━━ Data for processing

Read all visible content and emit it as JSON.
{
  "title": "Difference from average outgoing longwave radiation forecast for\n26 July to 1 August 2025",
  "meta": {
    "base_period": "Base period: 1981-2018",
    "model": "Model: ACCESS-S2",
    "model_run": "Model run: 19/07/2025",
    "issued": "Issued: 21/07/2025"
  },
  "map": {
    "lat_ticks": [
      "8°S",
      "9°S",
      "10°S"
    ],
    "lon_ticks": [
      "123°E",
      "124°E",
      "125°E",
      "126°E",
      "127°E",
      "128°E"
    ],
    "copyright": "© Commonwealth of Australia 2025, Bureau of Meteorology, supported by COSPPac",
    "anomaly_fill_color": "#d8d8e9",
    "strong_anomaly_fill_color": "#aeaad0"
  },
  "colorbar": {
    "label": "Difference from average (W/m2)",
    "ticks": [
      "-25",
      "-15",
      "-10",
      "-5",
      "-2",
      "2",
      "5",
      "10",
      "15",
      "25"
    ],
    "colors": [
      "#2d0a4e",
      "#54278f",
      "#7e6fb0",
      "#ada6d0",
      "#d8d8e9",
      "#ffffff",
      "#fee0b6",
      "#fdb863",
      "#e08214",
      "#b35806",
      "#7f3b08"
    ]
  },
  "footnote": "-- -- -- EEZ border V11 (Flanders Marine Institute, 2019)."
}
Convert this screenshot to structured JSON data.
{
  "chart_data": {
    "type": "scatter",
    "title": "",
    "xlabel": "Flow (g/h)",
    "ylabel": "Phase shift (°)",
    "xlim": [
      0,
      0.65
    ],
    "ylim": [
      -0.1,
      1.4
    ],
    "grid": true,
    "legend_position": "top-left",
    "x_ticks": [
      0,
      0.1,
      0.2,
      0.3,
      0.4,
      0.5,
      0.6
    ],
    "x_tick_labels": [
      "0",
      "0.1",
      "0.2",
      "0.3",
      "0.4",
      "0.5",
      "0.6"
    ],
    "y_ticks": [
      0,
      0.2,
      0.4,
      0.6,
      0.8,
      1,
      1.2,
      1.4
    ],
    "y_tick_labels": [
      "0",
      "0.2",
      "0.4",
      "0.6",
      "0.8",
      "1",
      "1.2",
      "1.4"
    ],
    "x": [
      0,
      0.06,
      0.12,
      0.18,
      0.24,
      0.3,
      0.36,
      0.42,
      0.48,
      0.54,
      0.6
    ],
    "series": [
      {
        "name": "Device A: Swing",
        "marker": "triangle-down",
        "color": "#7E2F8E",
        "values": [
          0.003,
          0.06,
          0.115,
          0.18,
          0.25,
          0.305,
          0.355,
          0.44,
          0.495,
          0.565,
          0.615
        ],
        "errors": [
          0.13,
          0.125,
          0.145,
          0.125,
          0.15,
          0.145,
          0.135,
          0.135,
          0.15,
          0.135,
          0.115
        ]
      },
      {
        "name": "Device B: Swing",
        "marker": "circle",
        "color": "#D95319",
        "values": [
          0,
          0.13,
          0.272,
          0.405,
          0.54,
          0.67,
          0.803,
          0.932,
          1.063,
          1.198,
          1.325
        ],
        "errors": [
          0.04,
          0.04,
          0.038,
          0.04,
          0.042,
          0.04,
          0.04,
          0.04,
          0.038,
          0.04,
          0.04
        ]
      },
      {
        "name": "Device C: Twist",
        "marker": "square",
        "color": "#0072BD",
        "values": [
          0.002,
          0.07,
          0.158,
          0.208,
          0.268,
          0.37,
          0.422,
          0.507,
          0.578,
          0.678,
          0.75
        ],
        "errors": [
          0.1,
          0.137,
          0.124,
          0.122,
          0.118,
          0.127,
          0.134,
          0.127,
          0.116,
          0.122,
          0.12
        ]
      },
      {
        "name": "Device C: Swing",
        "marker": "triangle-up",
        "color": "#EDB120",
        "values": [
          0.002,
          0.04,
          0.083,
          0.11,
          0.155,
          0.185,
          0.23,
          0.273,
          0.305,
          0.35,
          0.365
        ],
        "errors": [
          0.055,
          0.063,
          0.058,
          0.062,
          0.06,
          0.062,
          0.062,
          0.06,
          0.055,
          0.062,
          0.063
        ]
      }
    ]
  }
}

━━━━

## [Instructions for the task]
Copy out every line of the listing that contains the string "triangle".

## [The response]
        "marker": "triangle-down",
        "marker": "triangle-up",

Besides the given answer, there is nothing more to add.